>> BEGIN

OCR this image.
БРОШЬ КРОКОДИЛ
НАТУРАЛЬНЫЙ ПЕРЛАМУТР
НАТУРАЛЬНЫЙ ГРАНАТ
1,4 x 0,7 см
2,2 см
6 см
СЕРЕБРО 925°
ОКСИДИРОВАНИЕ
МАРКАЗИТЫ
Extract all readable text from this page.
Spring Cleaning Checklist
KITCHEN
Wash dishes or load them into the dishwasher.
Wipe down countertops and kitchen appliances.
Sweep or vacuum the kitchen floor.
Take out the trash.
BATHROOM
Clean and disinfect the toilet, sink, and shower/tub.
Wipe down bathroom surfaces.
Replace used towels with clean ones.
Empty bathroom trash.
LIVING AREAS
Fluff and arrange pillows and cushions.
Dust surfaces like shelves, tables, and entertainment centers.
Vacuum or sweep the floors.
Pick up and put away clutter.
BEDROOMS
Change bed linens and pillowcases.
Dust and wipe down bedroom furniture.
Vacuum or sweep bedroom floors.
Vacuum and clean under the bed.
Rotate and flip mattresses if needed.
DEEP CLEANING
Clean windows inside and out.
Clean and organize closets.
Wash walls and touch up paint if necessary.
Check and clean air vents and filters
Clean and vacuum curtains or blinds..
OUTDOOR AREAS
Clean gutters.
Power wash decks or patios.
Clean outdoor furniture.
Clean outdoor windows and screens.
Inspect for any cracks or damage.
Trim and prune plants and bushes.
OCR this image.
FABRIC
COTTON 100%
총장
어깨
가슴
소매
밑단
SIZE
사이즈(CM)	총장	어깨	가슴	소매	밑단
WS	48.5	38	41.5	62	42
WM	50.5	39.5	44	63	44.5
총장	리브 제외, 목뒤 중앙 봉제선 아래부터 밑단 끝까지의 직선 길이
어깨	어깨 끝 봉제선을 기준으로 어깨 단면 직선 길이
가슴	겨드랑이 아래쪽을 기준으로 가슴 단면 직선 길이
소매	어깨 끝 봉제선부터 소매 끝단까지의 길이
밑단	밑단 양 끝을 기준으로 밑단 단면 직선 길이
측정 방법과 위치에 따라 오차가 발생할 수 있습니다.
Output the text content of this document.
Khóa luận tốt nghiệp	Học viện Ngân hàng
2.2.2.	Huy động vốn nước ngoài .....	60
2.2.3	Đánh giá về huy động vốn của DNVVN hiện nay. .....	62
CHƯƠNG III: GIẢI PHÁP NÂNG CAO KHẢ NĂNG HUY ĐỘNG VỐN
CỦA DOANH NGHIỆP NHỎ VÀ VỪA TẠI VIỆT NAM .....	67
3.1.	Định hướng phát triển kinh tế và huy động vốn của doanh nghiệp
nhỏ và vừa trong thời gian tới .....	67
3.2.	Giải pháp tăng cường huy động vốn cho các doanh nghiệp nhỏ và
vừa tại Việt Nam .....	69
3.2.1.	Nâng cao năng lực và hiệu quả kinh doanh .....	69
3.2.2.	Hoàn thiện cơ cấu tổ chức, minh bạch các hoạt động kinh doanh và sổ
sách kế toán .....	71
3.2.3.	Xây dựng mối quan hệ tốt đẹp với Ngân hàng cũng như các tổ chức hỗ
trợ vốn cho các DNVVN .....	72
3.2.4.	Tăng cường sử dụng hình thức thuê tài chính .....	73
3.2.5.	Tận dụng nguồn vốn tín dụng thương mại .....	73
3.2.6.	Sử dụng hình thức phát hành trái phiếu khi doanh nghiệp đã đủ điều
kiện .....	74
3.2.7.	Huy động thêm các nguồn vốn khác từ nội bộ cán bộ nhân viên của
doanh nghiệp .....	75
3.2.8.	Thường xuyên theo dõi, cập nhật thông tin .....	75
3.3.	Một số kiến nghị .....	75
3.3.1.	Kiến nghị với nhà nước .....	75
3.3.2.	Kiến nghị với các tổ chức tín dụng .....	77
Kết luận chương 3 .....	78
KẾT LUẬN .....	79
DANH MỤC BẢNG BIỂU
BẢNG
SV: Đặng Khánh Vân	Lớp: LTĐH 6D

>> END

* THE PROBLEM:
Retype the listing. Match it exactly.

* EXPECTED OUTPUT:
OCR this image.
БРОШЬ КРОКОДИЛ
НАТУРАЛЬНЫЙ ПЕРЛАМУТР
НАТУРАЛЬНЫЙ ГРАНАТ
1,4 x 0,7 см
2,2 см
6 см
СЕРЕБРО 925°
ОКСИДИРОВАНИЕ
МАРКАЗИТЫ
Extract all readable text from this page.
Spring Cleaning Checklist
KITCHEN
Wash dishes or load them into the dishwasher.
Wipe down countertops and kitchen appliances.
Sweep or vacuum the kitchen floor.
Take out the trash.
BATHROOM
Clean and disinfect the toilet, sink, and shower/tub.
Wipe down bathroom surfaces.
Replace used towels with clean ones.
Empty bathroom trash.
LIVING AREAS
Fluff and arrange pillows and cushions.
Dust surfaces like shelves, tables, and entertainment centers.
Vacuum or sweep the floors.
Pick up and put away clutter.
BEDROOMS
Change bed linens and pillowcases.
Dust and wipe down bedroom furniture.
Vacuum or sweep bedroom floors.
Vacuum and clean under the bed.
Rotate and flip mattresses if needed.
DEEP CLEANING
Clean windows inside and out.
Clean and organize closets.
Wash walls and touch up paint if necessary.
Check and clean air vents and filters
Clean and vacuum curtains or blinds..
OUTDOOR AREAS
Clean gutters.
Power wash decks or patios.
Clean outdoor furniture.
Clean outdoor windows and screens.
Inspect for any cracks or damage.
Trim and prune plants and bushes.
OCR this image.
FABRIC
COTTON 100%
총장
어깨
가슴
소매
밑단
SIZE
사이즈(CM)	총장	어깨	가슴	소매	밑단
WS	48.5	38	41.5	62	42
WM	50.5	39.5	44	63	44.5
총장	리브 제외, 목뒤 중앙 봉제선 아래부터 밑단 끝까지의 직선 길이
어깨	어깨 끝 봉제선을 기준으로 어깨 단면 직선 길이
가슴	겨드랑이 아래쪽을 기준으로 가슴 단면 직선 길이
소매	어깨 끝 봉제선부터 소매 끝단까지의 길이
밑단	밑단 양 끝을 기준으로 밑단 단면 직선 길이
측정 방법과 위치에 따라 오차가 발생할 수 있습니다.
Output the text content of this document.
Khóa luận tốt nghiệp	Học viện Ngân hàng
2.2.2.	Huy động vốn nước ngoài .....	60
2.2.3	Đánh giá về huy động vốn của DNVVN hiện nay. .....	62
CHƯƠNG III: GIẢI PHÁP NÂNG CAO KHẢ NĂNG HUY ĐỘNG VỐN
CỦA DOANH NGHIỆP NHỎ VÀ VỪA TẠI VIỆT NAM .....	67
3.1.	Định hướng phát triển kinh tế và huy động vốn của doanh nghiệp
nhỏ và vừa trong thời gian tới .....	67
3.2.	Giải pháp tăng cường huy động vốn cho các doanh nghiệp nhỏ và
vừa tại Việt Nam .....	69
3.2.1.	Nâng cao năng lực và hiệu quả kinh doanh .....	69
3.2.2.	Hoàn thiện cơ cấu tổ chức, minh bạch các hoạt động kinh doanh và sổ
sách kế toán .....	71
3.2.3.	Xây dựng mối quan hệ tốt đẹp với Ngân hàng cũng như các tổ chức hỗ
trợ vốn cho các DNVVN .....	72
3.2.4.	Tăng cường sử dụng hình thức thuê tài chính .....	73
3.2.5.	Tận dụng nguồn vốn tín dụng thương mại .....	73
3.2.6.	Sử dụng hình thức phát hành trái phiếu khi doanh nghiệp đã đủ điều
kiện .....	74
3.2.7.	Huy động thêm các nguồn vốn khác từ nội bộ cán bộ nhân viên của
doanh nghiệp .....	75
3.2.8.	Thường xuyên theo dõi, cập nhật thông tin .....	75
3.3.	Một số kiến nghị .....	75
3.3.1.	Kiến nghị với nhà nước .....	75
3.3.2.	Kiến nghị với các tổ chức tín dụng .....	77
Kết luận chương 3 .....	78
KẾT LUẬN .....	79
DANH MỤC BẢNG BIỂU
BẢNG
SV: Đặng Khánh Vân	Lớp: LTĐH 6D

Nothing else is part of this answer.